* **Dataset entries**
+ + +

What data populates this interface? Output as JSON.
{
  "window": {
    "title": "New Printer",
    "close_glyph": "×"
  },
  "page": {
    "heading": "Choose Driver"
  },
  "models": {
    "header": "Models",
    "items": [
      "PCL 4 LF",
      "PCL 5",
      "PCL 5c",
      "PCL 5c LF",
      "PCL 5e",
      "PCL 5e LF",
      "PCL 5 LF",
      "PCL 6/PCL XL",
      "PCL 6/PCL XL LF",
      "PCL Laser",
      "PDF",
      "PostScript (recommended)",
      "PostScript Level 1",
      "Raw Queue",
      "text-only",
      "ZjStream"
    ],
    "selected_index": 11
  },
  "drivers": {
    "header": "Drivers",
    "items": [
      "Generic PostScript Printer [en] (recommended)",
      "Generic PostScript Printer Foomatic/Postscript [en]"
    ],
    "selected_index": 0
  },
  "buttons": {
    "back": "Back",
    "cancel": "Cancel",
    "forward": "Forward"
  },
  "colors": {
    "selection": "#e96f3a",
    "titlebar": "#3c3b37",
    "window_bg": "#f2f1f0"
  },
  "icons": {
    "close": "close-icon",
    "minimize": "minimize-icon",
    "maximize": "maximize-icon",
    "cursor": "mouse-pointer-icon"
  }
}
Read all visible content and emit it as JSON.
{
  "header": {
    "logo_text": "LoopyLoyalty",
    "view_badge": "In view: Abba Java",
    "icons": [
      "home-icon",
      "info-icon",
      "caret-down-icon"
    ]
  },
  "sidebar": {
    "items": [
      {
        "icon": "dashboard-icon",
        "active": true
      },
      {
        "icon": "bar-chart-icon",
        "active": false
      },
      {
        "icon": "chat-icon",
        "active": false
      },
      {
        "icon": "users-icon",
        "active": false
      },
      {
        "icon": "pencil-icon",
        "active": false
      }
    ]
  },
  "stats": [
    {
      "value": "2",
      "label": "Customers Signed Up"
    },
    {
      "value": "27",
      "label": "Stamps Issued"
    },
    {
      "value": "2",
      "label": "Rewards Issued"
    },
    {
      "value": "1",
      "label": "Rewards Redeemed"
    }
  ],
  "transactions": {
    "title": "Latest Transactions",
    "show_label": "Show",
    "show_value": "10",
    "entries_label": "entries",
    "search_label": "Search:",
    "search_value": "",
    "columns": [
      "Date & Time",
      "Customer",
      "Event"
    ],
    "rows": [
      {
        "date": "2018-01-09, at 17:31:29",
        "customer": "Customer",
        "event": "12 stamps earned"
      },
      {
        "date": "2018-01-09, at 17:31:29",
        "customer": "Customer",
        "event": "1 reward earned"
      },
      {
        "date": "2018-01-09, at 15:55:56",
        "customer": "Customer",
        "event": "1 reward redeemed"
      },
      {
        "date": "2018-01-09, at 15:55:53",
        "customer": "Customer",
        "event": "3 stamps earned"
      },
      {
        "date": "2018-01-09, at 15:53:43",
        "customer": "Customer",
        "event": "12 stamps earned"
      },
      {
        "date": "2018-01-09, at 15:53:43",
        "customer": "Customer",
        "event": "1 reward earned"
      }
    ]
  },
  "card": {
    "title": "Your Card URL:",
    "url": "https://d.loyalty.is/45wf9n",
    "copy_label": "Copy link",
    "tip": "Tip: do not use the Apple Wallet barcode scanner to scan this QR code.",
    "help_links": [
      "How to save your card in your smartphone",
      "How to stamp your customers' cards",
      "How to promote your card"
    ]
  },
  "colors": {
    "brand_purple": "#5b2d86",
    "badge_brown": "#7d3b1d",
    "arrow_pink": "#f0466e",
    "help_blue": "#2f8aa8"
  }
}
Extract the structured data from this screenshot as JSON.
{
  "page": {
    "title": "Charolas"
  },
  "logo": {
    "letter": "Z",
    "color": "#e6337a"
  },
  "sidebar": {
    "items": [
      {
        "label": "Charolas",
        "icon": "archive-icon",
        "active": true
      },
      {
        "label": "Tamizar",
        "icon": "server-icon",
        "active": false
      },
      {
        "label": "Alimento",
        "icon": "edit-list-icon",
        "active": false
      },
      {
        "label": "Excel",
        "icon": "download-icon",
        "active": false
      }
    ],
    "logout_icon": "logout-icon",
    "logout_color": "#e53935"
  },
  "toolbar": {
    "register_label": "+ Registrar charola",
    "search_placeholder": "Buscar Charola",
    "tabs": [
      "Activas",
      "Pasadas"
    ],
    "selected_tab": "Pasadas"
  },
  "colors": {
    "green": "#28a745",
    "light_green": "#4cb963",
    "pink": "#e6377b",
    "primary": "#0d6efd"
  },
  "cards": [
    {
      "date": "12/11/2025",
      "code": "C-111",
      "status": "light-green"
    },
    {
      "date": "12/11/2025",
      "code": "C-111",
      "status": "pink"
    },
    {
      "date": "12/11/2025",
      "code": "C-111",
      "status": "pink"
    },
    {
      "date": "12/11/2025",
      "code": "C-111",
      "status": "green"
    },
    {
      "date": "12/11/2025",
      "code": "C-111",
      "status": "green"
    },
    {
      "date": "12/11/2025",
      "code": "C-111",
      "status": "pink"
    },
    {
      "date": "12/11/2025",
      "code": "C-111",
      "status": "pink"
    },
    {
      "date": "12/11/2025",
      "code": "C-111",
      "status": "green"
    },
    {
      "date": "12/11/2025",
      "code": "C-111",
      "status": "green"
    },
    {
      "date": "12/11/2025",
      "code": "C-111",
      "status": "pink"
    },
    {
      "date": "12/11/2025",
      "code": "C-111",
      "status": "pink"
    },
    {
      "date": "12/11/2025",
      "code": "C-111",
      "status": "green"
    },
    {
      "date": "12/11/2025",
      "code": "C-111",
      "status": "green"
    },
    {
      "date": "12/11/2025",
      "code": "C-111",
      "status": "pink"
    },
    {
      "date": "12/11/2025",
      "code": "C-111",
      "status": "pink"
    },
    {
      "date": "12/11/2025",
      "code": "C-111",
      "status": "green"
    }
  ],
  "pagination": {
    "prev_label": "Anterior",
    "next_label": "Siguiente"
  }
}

+ + +

* **Instruction**
Reproduce the records in full, exactly as written.

* **Response**
What data populates this interface? Output as JSON.
{
  "window": {
    "title": "New Printer",
    "close_glyph": "×"
  },
  "page": {
    "heading": "Choose Driver"
  },
  "models": {
    "header": "Models",
    "items": [
      "PCL 4 LF",
      "PCL 5",
      "PCL 5c",
      "PCL 5c LF",
      "PCL 5e",
      "PCL 5e LF",
      "PCL 5 LF",
      "PCL 6/PCL XL",
      "PCL 6/PCL XL LF",
      "PCL Laser",
      "PDF",
      "PostScript (recommended)",
      "PostScript Level 1",
      "Raw Queue",
      "text-only",
      "ZjStream"
    ],
    "selected_index": 11
  },
  "drivers": {
    "header": "Drivers",
    "items": [
      "Generic PostScript Printer [en] (recommended)",
      "Generic PostScript Printer Foomatic/Postscript [en]"
    ],
    "selected_index": 0
  },
  "buttons": {
    "back": "Back",
    "cancel": "Cancel",
    "forward": "Forward"
  },
  "colors": {
    "selection": "#e96f3a",
    "titlebar": "#3c3b37",
    "window_bg": "#f2f1f0"
  },
  "icons": {
    "close": "close-icon",
    "minimize": "minimize-icon",
    "maximize": "maximize-icon",
    "cursor": "mouse-pointer-icon"
  }
}
Read all visible content and emit it as JSON.
{
  "header": {
    "logo_text": "LoopyLoyalty",
    "view_badge": "In view: Abba Java",
    "icons": [
      "home-icon",
      "info-icon",
      "caret-down-icon"
    ]
  },
  "sidebar": {
    "items": [
      {
        "icon": "dashboard-icon",
        "active": true
      },
      {
        "icon": "bar-chart-icon",
        "active": false
      },
      {
        "icon": "chat-icon",
        "active": false
      },
      {
        "icon": "users-icon",
        "active": false
      },
      {
        "icon": "pencil-icon",
        "active": false
      }
    ]
  },
  "stats": [
    {
      "value": "2",
      "label": "Customers Signed Up"
    },
    {
      "value": "27",
      "label": "Stamps Issued"
    },
    {
      "value": "2",
      "label": "Rewards Issued"
    },
    {
      "value": "1",
      "label": "Rewards Redeemed"
    }
  ],
  "transactions": {
    "title": "Latest Transactions",
    "show_label": "Show",
    "show_value": "10",
    "entries_label": "entries",
    "search_label": "Search:",
    "search_value": "",
    "columns": [
      "Date & Time",
      "Customer",
      "Event"
    ],
    "rows": [
      {
        "date": "2018-01-09, at 17:31:29",
        "customer": "Customer",
        "event": "12 stamps earned"
      },
      {
        "date": "2018-01-09, at 17:31:29",
        "customer": "Customer",
        "event": "1 reward earned"
      },
      {
        "date": "2018-01-09, at 15:55:56",
        "customer": "Customer",
        "event": "1 reward redeemed"
      },
      {
        "date": "2018-01-09, at 15:55:53",
        "customer": "Customer",
        "event": "3 stamps earned"
      },
      {
        "date": "2018-01-09, at 15:53:43",
        "customer": "Customer",
        "event": "12 stamps earned"
      },
      {
        "date": "2018-01-09, at 15:53:43",
        "customer": "Customer",
        "event": "1 reward earned"
      }
    ]
  },
  "card": {
    "title": "Your Card URL:",
    "url": "https://d.loyalty.is/45wf9n",
    "copy_label": "Copy link",
    "tip": "Tip: do not use the Apple Wallet barcode scanner to scan this QR code.",
    "help_links": [
      "How to save your card in your smartphone",
      "How to stamp your customers' cards",
      "How to promote your card"
    ]
  },
  "colors": {
    "brand_purple": "#5b2d86",
    "badge_brown": "#7d3b1d",
    "arrow_pink": "#f0466e",
    "help_blue": "#2f8aa8"
  }
}
Extract the structured data from this screenshot as JSON.
{
  "page": {
    "title": "Charolas"
  },
  "logo": {
    "letter": "Z",
    "color": "#e6337a"
  },
  "sidebar": {
    "items": [
      {
        "label": "Charolas",
        "icon": "archive-icon",
        "active": true
      },
      {
        "label": "Tamizar",
        "icon": "server-icon",
        "active": false
      },
      {
        "label": "Alimento",
        "icon": "edit-list-icon",
        "active": false
      },
      {
        "label": "Excel",
        "icon": "download-icon",
        "active": false
      }
    ],
    "logout_icon": "logout-icon",
    "logout_color": "#e53935"
  },
  "toolbar": {
    "register_label": "+ Registrar charola",
    "search_placeholder": "Buscar Charola",
    "tabs": [
      "Activas",
      "Pasadas"
    ],
    "selected_tab": "Pasadas"
  },
  "colors": {
    "green": "#28a745",
    "light_green": "#4cb963",
    "pink": "#e6377b",
    "primary": "#0d6efd"
  },
  "cards": [
    {
      "date": "12/11/2025",
      "code": "C-111",
      "status": "light-green"
    },
    {
      "date": "12/11/2025",
      "code": "C-111",
      "status": "pink"
    },
    {
      "date": "12/11/2025",
      "code": "C-111",
      "status": "pink"
    },
    {
      "date": "12/11/2025",
      "code": "C-111",
      "status": "green"
    },
    {
      "date": "12/11/2025",
      "code": "C-111",
      "status": "green"
    },
    {
      "date": "12/11/2025",
      "code": "C-111",
      "status": "pink"
    },
    {
      "date": "12/11/2025",
      "code": "C-111",
      "status": "pink"
    },
    {
      "date": "12/11/2025",
      "code": "C-111",
      "status": "green"
    },
    {
      "date": "12/11/2025",
      "code": "C-111",
      "status": "green"
    },
    {
      "date": "12/11/2025",
      "code": "C-111",
      "status": "pink"
    },
    {
      "date": "12/11/2025",
      "code": "C-111",
      "status": "pink"
    },
    {
      "date": "12/11/2025",
      "code": "C-111",
      "status": "green"
    },
    {
      "date": "12/11/2025",
      "code": "C-111",
      "status": "green"
    },
    {
      "date": "12/11/2025",
      "code": "C-111",
      "status": "pink"
    },
    {
      "date": "12/11/2025",
      "code": "C-111",
      "status": "pink"
    },
    {
      "date": "12/11/2025",
      "code": "C-111",
      "status": "green"
    }
  ],
  "pagination": {
    "prev_label": "Anterior",
    "next_label": "Siguiente"
  }
}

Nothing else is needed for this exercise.